WHAT TO PRODUCE
Transcribe the records that follow exactly. Skip the pictures.

Collected data entries
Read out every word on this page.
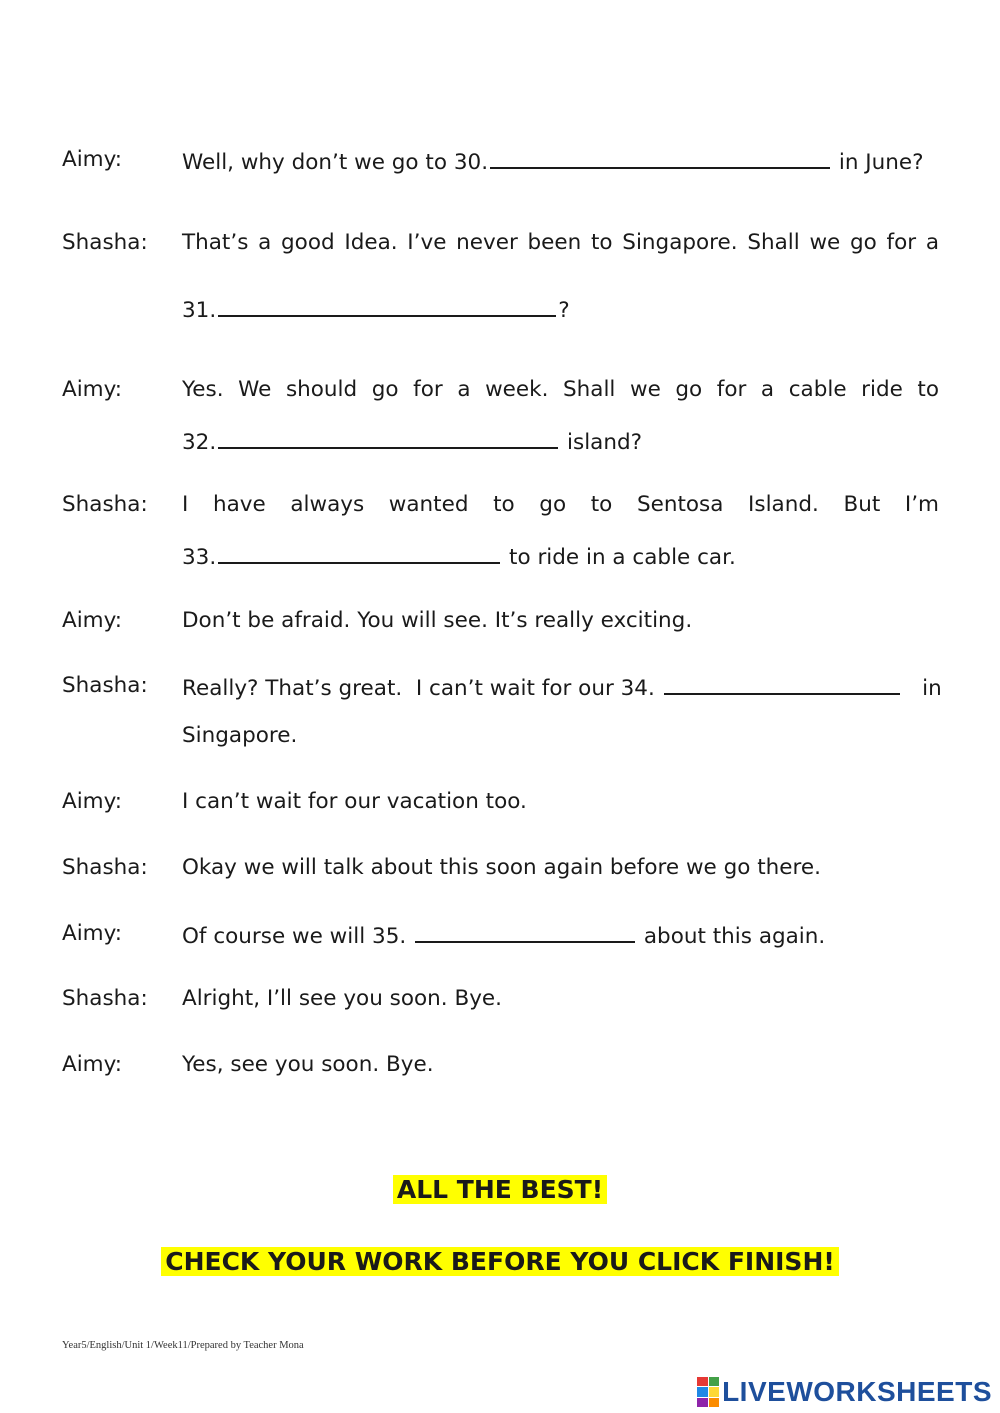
Aimy:	Well, why don’t we go to 30.	in June?
Shasha: That’s a good Idea. I’ve never been to Singapore. Shall we go for a
31.	?
Aimy:	Yes. We should go for a week. Shall we go for a cable ride to
32.	island?
Shasha: I have always wanted to go to Sentosa Island. But I’m
33.	to ride in a cable car.
Aimy:	Don’t be afraid. You will see. It’s really exciting.
Shasha: Really? That’s great.  I can’t wait for our 34.	in
Singapore.
Aimy:	I can’t wait for our vacation too.
Shasha: Okay we will talk about this soon again before we go there.
Aimy:	Of course we will 35.	about this again.
Shasha: Alright, I’ll see you soon. Bye.
Aimy:	Yes, see you soon. Bye.
ALL THE BEST!
CHECK YOUR WORK BEFORE YOU CLICK FINISH!
Year5/English/Unit 1/Week11/Prepared by Teacher Mona
LIVEWORKSHEETS
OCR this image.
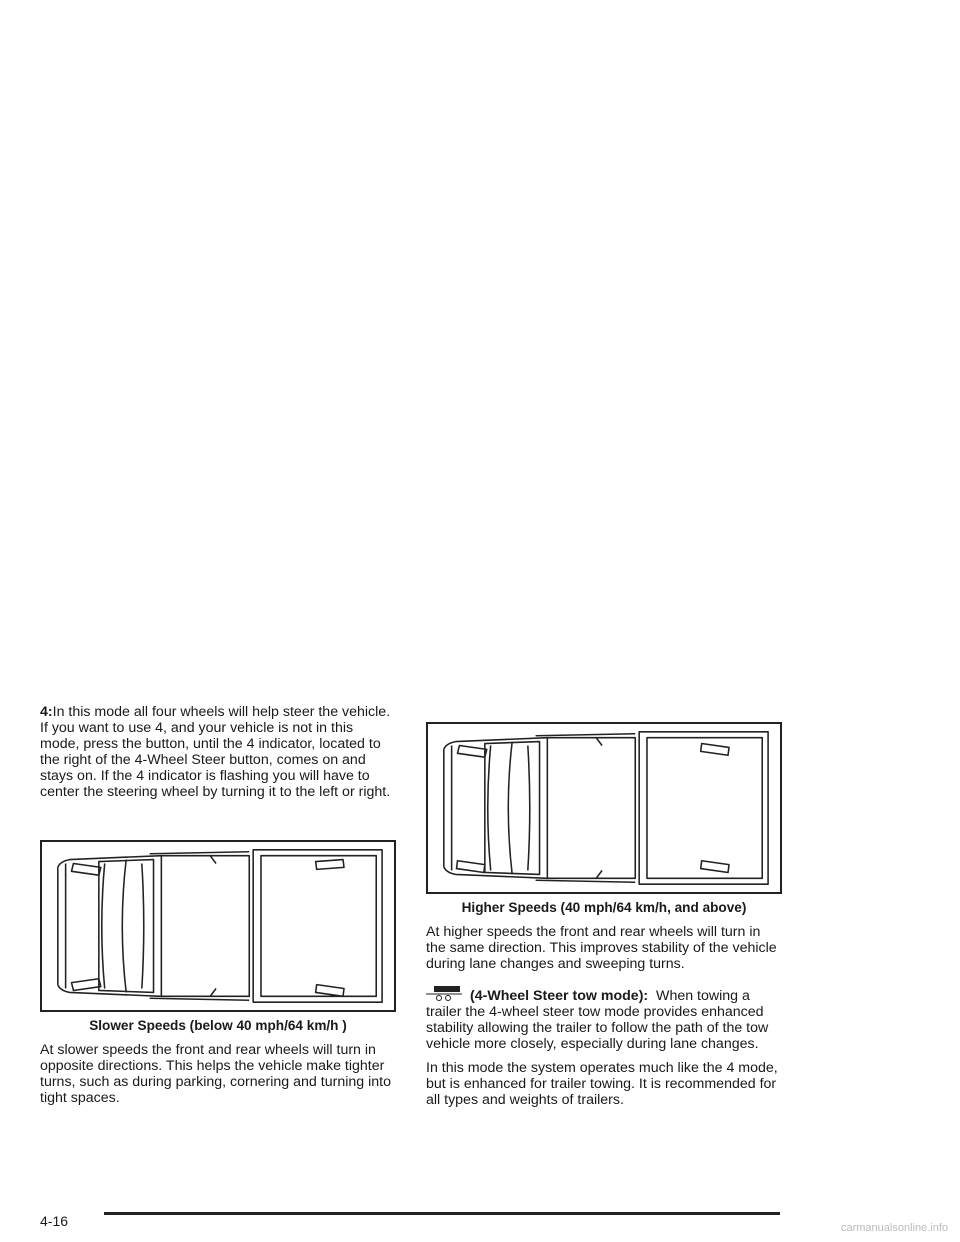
4:In this mode all four wheels will help steer the vehicle. If you want to use 4, and your vehicle is not in this mode, press the button, until the 4 indicator, located to the right of the 4-Wheel Steer button, comes on and stays on. If the 4 indicator is flashing you will have to center the steering wheel by turning it to the left or right.

Slower Speeds (below 40 mph/64 km/h )

At slower speeds the front and rear wheels will turn in opposite directions. This helps the vehicle make tighter turns, such as during parking, cornering and turning into tight spaces.

Higher Speeds (40 mph/64 km/h, and above)

At higher speeds the front and rear wheels will turn in the same direction. This improves stability of the vehicle during lane changes and sweeping turns.

(4-Wheel Steer tow mode): When towing a trailer the 4-wheel steer tow mode provides enhanced stability allowing the trailer to follow the path of the tow vehicle more closely, especially during lane changes.

In this mode the system operates much like the 4 mode, but is enhanced for trailer towing. It is recommended for all types and weights of trailers.

4-16	carmanualsonline.info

SOLVED EXERCISE
Read out every word on this page.
Aimy:	Well, why don’t we go to 30.	in June?
Shasha: That’s a good Idea. I’ve never been to Singapore. Shall we go for a
31.	?
Aimy:	Yes. We should go for a week. Shall we go for a cable ride to
32.	island?
Shasha: I have always wanted to go to Sentosa Island. But I’m
33.	to ride in a cable car.
Aimy:	Don’t be afraid. You will see. It’s really exciting.
Shasha: Really? That’s great.  I can’t wait for our 34.	in
Singapore.
Aimy:	I can’t wait for our vacation too.
Shasha: Okay we will talk about this soon again before we go there.
Aimy:	Of course we will 35.	about this again.
Shasha: Alright, I’ll see you soon. Bye.
Aimy:	Yes, see you soon. Bye.
ALL THE BEST!
CHECK YOUR WORK BEFORE YOU CLICK FINISH!
Year5/English/Unit 1/Week11/Prepared by Teacher Mona
LIVEWORKSHEETS
OCR this image.
4:In this mode all four wheels will help steer the vehicle. If you want to use 4, and your vehicle is not in this mode, press the button, until the 4 indicator, located to the right of the 4-Wheel Steer button, comes on and stays on. If the 4 indicator is flashing you will have to center the steering wheel by turning it to the left or right.

Slower Speeds (below 40 mph/64 km/h )

At slower speeds the front and rear wheels will turn in opposite directions. This helps the vehicle make tighter turns, such as during parking, cornering and turning into tight spaces.

Higher Speeds (40 mph/64 km/h, and above)

At higher speeds the front and rear wheels will turn in the same direction. This improves stability of the vehicle during lane changes and sweeping turns.

(4-Wheel Steer tow mode): When towing a trailer the 4-wheel steer tow mode provides enhanced stability allowing the trailer to follow the path of the tow vehicle more closely, especially during lane changes.

In this mode the system operates much like the 4 mode, but is enhanced for trailer towing. It is recommended for all types and weights of trailers.

4-16	carmanualsonline.info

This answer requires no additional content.